Entries:
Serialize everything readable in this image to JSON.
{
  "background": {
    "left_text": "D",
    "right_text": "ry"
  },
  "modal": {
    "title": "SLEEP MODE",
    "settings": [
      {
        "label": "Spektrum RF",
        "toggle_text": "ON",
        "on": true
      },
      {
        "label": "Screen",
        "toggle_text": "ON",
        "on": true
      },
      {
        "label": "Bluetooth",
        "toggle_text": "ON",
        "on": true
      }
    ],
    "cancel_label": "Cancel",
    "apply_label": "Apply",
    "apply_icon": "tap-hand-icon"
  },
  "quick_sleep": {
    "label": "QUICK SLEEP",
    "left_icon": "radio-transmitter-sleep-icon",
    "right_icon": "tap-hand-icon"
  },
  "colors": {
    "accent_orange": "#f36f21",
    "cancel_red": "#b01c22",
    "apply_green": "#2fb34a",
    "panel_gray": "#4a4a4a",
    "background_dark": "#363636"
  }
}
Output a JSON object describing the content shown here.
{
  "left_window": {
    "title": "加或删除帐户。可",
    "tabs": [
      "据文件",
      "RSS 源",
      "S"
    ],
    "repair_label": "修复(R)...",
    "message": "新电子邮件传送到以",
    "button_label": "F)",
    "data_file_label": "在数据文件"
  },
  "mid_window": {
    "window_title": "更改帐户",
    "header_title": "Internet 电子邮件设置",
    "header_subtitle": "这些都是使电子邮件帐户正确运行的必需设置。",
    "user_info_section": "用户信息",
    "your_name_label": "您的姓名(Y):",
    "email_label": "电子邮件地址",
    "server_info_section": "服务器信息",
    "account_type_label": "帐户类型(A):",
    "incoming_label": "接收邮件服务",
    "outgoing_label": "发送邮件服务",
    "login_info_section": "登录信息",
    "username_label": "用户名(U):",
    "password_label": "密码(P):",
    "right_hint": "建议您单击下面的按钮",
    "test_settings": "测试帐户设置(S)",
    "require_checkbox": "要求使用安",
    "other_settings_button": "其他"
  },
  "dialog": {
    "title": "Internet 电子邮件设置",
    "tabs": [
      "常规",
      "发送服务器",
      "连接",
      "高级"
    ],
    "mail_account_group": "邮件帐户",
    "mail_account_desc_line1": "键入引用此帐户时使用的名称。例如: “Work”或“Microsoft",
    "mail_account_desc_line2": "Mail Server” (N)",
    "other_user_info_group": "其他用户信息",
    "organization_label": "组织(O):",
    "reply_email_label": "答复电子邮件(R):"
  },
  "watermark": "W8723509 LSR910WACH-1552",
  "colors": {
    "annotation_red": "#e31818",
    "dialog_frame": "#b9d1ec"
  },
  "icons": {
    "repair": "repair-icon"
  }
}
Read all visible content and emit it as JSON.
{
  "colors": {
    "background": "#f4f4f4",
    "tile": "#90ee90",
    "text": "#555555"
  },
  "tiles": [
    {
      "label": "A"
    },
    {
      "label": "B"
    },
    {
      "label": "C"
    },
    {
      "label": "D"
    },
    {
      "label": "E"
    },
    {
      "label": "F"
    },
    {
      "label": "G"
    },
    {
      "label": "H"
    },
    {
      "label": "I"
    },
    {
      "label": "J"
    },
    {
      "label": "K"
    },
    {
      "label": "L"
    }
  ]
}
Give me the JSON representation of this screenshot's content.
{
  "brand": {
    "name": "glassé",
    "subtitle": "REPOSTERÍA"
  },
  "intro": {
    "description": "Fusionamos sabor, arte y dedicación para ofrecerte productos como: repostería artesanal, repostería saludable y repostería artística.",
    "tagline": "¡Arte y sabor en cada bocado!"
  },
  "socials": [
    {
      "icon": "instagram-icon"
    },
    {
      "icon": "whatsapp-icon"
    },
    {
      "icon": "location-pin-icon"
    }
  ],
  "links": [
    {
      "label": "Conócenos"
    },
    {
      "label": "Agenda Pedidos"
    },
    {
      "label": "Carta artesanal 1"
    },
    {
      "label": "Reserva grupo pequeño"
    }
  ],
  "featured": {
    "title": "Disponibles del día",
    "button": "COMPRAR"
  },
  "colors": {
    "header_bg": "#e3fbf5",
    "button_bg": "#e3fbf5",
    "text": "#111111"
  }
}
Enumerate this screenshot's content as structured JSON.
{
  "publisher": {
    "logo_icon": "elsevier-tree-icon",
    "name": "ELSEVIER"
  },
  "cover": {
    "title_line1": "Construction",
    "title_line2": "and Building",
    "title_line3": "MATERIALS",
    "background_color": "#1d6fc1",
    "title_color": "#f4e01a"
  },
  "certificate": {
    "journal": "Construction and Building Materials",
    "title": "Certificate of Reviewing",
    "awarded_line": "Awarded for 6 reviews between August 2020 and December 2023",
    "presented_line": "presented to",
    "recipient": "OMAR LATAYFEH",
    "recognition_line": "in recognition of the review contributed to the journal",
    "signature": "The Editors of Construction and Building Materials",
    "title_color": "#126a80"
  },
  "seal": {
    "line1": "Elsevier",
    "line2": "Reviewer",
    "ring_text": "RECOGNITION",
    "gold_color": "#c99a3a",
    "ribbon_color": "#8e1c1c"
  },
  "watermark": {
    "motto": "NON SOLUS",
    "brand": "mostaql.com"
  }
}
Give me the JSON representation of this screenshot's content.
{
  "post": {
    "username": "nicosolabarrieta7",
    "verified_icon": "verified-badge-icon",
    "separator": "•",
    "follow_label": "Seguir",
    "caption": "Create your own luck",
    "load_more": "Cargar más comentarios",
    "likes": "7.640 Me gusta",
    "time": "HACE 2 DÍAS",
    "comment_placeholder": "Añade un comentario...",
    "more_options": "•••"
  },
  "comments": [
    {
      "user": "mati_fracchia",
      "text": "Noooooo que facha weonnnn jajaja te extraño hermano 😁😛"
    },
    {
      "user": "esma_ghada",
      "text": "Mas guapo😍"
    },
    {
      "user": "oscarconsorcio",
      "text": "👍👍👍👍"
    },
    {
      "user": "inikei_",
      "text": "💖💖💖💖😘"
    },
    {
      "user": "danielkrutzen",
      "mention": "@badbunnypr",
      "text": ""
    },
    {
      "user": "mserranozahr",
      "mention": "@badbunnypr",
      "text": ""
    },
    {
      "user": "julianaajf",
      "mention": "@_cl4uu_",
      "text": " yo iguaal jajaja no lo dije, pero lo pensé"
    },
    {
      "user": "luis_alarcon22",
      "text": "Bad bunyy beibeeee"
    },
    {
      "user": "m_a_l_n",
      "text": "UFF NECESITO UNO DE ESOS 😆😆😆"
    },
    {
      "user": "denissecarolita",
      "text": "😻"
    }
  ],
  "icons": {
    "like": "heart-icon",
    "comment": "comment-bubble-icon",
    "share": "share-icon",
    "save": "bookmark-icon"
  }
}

What you have to do: Repeat the preceding lines exactly, please, every one of them.

Response:
Serialize everything readable in this image to JSON.
{
  "background": {
    "left_text": "D",
    "right_text": "ry"
  },
  "modal": {
    "title": "SLEEP MODE",
    "settings": [
      {
        "label": "Spektrum RF",
        "toggle_text": "ON",
        "on": true
      },
      {
        "label": "Screen",
        "toggle_text": "ON",
        "on": true
      },
      {
        "label": "Bluetooth",
        "toggle_text": "ON",
        "on": true
      }
    ],
    "cancel_label": "Cancel",
    "apply_label": "Apply",
    "apply_icon": "tap-hand-icon"
  },
  "quick_sleep": {
    "label": "QUICK SLEEP",
    "left_icon": "radio-transmitter-sleep-icon",
    "right_icon": "tap-hand-icon"
  },
  "colors": {
    "accent_orange": "#f36f21",
    "cancel_red": "#b01c22",
    "apply_green": "#2fb34a",
    "panel_gray": "#4a4a4a",
    "background_dark": "#363636"
  }
}
Output a JSON object describing the content shown here.
{
  "left_window": {
    "title": "加或删除帐户。可",
    "tabs": [
      "据文件",
      "RSS 源",
      "S"
    ],
    "repair_label": "修复(R)...",
    "message": "新电子邮件传送到以",
    "button_label": "F)",
    "data_file_label": "在数据文件"
  },
  "mid_window": {
    "window_title": "更改帐户",
    "header_title": "Internet 电子邮件设置",
    "header_subtitle": "这些都是使电子邮件帐户正确运行的必需设置。",
    "user_info_section": "用户信息",
    "your_name_label": "您的姓名(Y):",
    "email_label": "电子邮件地址",
    "server_info_section": "服务器信息",
    "account_type_label": "帐户类型(A):",
    "incoming_label": "接收邮件服务",
    "outgoing_label": "发送邮件服务",
    "login_info_section": "登录信息",
    "username_label": "用户名(U):",
    "password_label": "密码(P):",
    "right_hint": "建议您单击下面的按钮",
    "test_settings": "测试帐户设置(S)",
    "require_checkbox": "要求使用安",
    "other_settings_button": "其他"
  },
  "dialog": {
    "title": "Internet 电子邮件设置",
    "tabs": [
      "常规",
      "发送服务器",
      "连接",
      "高级"
    ],
    "mail_account_group": "邮件帐户",
    "mail_account_desc_line1": "键入引用此帐户时使用的名称。例如: “Work”或“Microsoft",
    "mail_account_desc_line2": "Mail Server” (N)",
    "other_user_info_group": "其他用户信息",
    "organization_label": "组织(O):",
    "reply_email_label": "答复电子邮件(R):"
  },
  "watermark": "W8723509 LSR910WACH-1552",
  "colors": {
    "annotation_red": "#e31818",
    "dialog_frame": "#b9d1ec"
  },
  "icons": {
    "repair": "repair-icon"
  }
}
Read all visible content and emit it as JSON.
{
  "colors": {
    "background": "#f4f4f4",
    "tile": "#90ee90",
    "text": "#555555"
  },
  "tiles": [
    {
      "label": "A"
    },
    {
      "label": "B"
    },
    {
      "label": "C"
    },
    {
      "label": "D"
    },
    {
      "label": "E"
    },
    {
      "label": "F"
    },
    {
      "label": "G"
    },
    {
      "label": "H"
    },
    {
      "label": "I"
    },
    {
      "label": "J"
    },
    {
      "label": "K"
    },
    {
      "label": "L"
    }
  ]
}
Give me the JSON representation of this screenshot's content.
{
  "brand": {
    "name": "glassé",
    "subtitle": "REPOSTERÍA"
  },
  "intro": {
    "description": "Fusionamos sabor, arte y dedicación para ofrecerte productos como: repostería artesanal, repostería saludable y repostería artística.",
    "tagline": "¡Arte y sabor en cada bocado!"
  },
  "socials": [
    {
      "icon": "instagram-icon"
    },
    {
      "icon": "whatsapp-icon"
    },
    {
      "icon": "location-pin-icon"
    }
  ],
  "links": [
    {
      "label": "Conócenos"
    },
    {
      "label": "Agenda Pedidos"
    },
    {
      "label": "Carta artesanal 1"
    },
    {
      "label": "Reserva grupo pequeño"
    }
  ],
  "featured": {
    "title": "Disponibles del día",
    "button": "COMPRAR"
  },
  "colors": {
    "header_bg": "#e3fbf5",
    "button_bg": "#e3fbf5",
    "text": "#111111"
  }
}
Enumerate this screenshot's content as structured JSON.
{
  "publisher": {
    "logo_icon": "elsevier-tree-icon",
    "name": "ELSEVIER"
  },
  "cover": {
    "title_line1": "Construction",
    "title_line2": "and Building",
    "title_line3": "MATERIALS",
    "background_color": "#1d6fc1",
    "title_color": "#f4e01a"
  },
  "certificate": {
    "journal": "Construction and Building Materials",
    "title": "Certificate of Reviewing",
    "awarded_line": "Awarded for 6 reviews between August 2020 and December 2023",
    "presented_line": "presented to",
    "recipient": "OMAR LATAYFEH",
    "recognition_line": "in recognition of the review contributed to the journal",
    "signature": "The Editors of Construction and Building Materials",
    "title_color": "#126a80"
  },
  "seal": {
    "line1": "Elsevier",
    "line2": "Reviewer",
    "ring_text": "RECOGNITION",
    "gold_color": "#c99a3a",
    "ribbon_color": "#8e1c1c"
  },
  "watermark": {
    "motto": "NON SOLUS",
    "brand": "mostaql.com"
  }
}
Give me the JSON representation of this screenshot's content.
{
  "post": {
    "username": "nicosolabarrieta7",
    "verified_icon": "verified-badge-icon",
    "separator": "•",
    "follow_label": "Seguir",
    "caption": "Create your own luck",
    "load_more": "Cargar más comentarios",
    "likes": "7.640 Me gusta",
    "time": "HACE 2 DÍAS",
    "comment_placeholder": "Añade un comentario...",
    "more_options": "•••"
  },
  "comments": [
    {
      "user": "mati_fracchia",
      "text": "Noooooo que facha weonnnn jajaja te extraño hermano 😁😛"
    },
    {
      "user": "esma_ghada",
      "text": "Mas guapo😍"
    },
    {
      "user": "oscarconsorcio",
      "text": "👍👍👍👍"
    },
    {
      "user": "inikei_",
      "text": "💖💖💖💖😘"
    },
    {
      "user": "danielkrutzen",
      "mention": "@badbunnypr",
      "text": ""
    },
    {
      "user": "mserranozahr",
      "mention": "@badbunnypr",
      "text": ""
    },
    {
      "user": "julianaajf",
      "mention": "@_cl4uu_",
      "text": " yo iguaal jajaja no lo dije, pero lo pensé"
    },
    {
      "user": "luis_alarcon22",
      "text": "Bad bunyy beibeeee"
    },
    {
      "user": "m_a_l_n",
      "text": "UFF NECESITO UNO DE ESOS 😆😆😆"
    },
    {
      "user": "denissecarolita",
      "text": "😻"
    }
  ],
  "icons": {
    "like": "heart-icon",
    "comment": "comment-bubble-icon",
    "share": "share-icon",
    "save": "bookmark-icon"
  }
}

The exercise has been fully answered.